* _Apply what you read_:
A) According to the text about testing templates, why is unit testing virtually impossible with the current TOM.NET?
B) In the text about testing templates, swap "Template Builder" for "a test harness" in the passage starting with "I have a recurring" and going on through "on the content).", and write out that passage.

I have a recurring problem in templating projects. I can't really test my work in any other way than running the templates in Template Builder. This is a major problem if I'm working on a TBB that is used on several different templates because it means that after changing the code in the TBB I should retest all the templates (and probably with several different pages/components as there might be slightly different cases depending on the content).
As you can see in big projects where TBBs are reused a lot changing them costs a lot of time due to the amount of testing necessary and I would be eager to find a solution for this. I know that unit testing is virtually impossible with the current TOM.NET (most classes/methods are internal) so what could be an alternative way to achieve automated testing?

Recorded data:
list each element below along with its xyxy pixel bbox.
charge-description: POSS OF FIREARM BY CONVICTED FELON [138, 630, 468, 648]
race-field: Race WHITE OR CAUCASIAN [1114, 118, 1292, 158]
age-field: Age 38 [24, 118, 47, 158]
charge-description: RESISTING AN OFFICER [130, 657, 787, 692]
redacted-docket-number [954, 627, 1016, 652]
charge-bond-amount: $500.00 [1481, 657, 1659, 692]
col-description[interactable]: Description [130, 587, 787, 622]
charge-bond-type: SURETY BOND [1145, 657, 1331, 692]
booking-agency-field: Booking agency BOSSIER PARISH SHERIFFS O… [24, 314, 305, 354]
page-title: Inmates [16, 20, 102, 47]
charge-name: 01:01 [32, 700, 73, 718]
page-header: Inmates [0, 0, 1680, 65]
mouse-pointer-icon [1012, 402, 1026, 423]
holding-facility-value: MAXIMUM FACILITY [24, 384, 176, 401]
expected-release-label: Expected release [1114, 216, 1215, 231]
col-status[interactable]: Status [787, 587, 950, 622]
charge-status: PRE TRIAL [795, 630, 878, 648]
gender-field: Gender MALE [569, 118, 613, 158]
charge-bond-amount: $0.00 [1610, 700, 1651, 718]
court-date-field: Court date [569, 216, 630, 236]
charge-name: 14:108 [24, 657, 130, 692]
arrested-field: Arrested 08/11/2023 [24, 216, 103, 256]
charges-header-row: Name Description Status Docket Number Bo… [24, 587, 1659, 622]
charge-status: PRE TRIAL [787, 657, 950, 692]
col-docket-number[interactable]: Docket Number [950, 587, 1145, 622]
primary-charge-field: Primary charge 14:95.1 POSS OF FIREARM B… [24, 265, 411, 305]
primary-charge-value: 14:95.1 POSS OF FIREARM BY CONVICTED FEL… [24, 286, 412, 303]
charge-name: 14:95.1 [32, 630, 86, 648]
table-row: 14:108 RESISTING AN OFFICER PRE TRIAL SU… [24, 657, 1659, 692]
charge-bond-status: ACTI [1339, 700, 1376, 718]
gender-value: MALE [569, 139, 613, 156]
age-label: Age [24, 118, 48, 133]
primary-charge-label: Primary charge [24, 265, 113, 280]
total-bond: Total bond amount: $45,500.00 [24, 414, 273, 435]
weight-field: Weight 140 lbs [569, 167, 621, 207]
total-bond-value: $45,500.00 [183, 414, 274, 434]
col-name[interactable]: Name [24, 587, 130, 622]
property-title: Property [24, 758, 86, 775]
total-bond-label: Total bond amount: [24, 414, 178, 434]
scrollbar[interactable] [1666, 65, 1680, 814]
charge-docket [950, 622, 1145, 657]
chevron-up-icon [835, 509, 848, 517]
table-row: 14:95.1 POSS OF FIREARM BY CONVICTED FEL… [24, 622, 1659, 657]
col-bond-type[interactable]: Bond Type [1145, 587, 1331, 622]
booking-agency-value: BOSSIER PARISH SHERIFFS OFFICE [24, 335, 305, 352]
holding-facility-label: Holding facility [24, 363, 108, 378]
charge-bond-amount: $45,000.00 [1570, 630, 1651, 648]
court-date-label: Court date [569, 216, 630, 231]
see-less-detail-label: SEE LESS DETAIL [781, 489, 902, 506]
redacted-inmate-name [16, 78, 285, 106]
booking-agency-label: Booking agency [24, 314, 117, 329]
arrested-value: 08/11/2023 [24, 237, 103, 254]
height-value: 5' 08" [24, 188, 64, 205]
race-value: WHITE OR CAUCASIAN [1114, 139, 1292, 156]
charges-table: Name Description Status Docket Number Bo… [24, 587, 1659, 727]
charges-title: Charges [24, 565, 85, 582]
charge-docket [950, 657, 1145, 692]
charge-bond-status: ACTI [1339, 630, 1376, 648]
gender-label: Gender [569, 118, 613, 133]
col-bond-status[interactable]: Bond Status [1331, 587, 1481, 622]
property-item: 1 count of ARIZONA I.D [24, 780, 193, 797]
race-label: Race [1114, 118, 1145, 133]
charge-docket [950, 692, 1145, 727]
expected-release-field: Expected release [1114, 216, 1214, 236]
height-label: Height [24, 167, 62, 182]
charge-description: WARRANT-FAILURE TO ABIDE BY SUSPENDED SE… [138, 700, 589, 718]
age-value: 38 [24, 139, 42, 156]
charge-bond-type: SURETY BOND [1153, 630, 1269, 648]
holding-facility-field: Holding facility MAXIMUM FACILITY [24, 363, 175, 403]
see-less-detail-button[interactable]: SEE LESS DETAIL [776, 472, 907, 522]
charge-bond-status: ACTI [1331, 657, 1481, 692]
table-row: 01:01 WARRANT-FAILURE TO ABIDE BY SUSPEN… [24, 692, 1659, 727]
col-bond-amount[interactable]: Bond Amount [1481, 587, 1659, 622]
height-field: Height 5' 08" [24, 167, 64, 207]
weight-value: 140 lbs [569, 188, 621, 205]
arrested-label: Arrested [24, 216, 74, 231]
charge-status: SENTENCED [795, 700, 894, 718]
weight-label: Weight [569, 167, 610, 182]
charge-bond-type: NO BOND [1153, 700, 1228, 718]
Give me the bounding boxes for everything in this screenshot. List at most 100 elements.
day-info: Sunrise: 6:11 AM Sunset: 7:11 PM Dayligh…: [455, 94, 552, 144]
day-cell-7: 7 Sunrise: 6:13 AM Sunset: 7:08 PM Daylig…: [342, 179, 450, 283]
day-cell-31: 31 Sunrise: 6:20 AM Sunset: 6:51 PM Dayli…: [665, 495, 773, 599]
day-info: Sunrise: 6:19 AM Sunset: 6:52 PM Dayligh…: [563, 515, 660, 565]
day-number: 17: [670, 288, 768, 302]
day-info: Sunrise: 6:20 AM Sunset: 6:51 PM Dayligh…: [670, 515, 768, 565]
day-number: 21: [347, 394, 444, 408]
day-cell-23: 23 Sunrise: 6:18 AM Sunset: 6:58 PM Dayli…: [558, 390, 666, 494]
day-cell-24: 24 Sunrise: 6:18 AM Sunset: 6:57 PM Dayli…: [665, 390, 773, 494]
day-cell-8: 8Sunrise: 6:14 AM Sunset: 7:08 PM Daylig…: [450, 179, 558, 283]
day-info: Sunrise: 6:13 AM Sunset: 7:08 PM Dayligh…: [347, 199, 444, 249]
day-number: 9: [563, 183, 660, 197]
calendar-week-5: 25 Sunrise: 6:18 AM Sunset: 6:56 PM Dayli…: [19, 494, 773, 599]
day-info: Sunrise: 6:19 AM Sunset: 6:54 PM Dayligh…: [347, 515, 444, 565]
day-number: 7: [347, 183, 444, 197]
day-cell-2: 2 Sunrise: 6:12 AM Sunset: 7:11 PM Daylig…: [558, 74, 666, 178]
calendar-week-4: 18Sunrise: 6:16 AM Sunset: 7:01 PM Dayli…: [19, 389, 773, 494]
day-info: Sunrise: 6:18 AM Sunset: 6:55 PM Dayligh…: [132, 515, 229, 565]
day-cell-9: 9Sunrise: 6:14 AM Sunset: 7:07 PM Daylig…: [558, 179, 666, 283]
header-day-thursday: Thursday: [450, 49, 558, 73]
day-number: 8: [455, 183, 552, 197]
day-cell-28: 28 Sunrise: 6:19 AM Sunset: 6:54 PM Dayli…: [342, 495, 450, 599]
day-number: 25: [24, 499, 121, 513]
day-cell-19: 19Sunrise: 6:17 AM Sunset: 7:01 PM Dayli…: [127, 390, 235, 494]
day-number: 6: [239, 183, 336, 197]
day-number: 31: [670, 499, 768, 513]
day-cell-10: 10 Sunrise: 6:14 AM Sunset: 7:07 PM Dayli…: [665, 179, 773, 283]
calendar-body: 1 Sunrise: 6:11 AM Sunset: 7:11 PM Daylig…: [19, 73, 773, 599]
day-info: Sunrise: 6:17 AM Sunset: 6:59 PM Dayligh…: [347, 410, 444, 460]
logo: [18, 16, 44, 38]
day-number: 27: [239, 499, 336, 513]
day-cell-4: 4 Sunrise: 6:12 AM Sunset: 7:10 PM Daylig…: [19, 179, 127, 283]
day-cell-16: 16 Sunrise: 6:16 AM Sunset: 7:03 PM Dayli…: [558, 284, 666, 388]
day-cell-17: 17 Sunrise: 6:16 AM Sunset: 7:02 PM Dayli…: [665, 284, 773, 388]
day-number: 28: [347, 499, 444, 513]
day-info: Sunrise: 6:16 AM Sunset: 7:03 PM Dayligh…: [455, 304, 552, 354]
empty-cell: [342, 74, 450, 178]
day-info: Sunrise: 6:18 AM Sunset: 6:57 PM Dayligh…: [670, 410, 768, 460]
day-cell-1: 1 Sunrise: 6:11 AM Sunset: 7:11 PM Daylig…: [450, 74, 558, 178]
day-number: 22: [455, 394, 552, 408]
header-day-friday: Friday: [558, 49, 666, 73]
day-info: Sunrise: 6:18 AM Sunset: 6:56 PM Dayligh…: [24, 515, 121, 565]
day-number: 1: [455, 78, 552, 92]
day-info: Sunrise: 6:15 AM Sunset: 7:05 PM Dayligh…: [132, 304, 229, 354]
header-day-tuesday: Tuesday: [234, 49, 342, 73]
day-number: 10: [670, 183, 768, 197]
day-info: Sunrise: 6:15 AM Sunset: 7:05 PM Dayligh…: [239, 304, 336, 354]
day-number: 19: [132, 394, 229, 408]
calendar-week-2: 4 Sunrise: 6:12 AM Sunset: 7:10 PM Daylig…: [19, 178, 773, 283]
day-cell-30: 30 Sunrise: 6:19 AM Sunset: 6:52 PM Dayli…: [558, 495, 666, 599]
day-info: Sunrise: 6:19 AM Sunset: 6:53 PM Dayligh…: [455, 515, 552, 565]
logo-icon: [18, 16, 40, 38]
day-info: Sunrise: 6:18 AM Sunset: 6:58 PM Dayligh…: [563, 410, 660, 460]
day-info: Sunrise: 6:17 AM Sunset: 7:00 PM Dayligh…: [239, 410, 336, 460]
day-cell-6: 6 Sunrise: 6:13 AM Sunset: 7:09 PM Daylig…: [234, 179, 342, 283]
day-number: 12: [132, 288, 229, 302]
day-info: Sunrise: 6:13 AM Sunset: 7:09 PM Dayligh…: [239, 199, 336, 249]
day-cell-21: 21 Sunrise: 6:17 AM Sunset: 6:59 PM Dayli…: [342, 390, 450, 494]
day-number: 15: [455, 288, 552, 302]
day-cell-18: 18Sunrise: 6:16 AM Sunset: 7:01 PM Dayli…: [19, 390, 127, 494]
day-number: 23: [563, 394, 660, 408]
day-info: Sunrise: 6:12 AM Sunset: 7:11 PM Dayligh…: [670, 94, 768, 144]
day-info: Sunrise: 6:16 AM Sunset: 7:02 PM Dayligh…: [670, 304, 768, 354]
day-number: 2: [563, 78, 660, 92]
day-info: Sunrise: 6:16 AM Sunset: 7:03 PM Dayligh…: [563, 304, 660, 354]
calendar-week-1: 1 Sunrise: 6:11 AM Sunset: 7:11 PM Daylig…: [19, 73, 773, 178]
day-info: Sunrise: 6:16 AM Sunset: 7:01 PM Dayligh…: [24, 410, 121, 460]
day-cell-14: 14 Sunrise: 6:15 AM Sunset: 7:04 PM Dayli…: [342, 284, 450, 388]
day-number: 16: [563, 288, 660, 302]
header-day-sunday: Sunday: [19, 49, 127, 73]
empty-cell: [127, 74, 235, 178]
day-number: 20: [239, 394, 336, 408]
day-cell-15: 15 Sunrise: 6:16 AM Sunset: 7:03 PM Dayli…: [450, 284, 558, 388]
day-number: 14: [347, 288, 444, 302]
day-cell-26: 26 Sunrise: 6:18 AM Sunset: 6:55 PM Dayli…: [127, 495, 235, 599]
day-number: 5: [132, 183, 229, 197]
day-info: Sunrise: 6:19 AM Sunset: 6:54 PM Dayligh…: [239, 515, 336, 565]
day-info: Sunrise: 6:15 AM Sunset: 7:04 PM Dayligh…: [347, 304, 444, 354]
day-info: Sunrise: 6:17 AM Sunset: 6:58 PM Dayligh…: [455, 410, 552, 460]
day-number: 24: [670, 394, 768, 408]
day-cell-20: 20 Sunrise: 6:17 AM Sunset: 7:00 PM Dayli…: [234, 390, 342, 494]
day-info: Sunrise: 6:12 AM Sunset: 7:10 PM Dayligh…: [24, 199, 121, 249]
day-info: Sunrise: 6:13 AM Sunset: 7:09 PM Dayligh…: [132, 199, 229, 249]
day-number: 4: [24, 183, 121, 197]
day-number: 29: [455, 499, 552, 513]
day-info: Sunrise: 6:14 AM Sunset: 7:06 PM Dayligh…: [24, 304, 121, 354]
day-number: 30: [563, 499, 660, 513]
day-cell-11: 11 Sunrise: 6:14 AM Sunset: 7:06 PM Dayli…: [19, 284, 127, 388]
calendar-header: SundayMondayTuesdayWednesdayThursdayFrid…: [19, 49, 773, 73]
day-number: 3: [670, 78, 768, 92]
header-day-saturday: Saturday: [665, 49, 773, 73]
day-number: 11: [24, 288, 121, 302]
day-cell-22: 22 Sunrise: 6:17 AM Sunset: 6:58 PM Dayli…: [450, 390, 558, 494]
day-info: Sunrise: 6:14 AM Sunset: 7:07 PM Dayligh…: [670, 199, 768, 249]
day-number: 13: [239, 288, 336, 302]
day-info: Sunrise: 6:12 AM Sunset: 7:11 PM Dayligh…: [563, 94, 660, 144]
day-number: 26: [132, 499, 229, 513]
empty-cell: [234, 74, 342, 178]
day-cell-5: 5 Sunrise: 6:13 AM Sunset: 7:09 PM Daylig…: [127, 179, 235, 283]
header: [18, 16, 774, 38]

* _Outputs by task_:
A) Most of its classes and methods are internal.

B)
I have a recurring problem in templating projects. I can't really test my work in any other way than running the templates in a test harness. This is a major problem if I'm working on a TBB that is used on several different templates because it means that after changing the code in the TBB I should retest all the templates (and probably with several different pages/components as there might be slightly different cases depending on the content).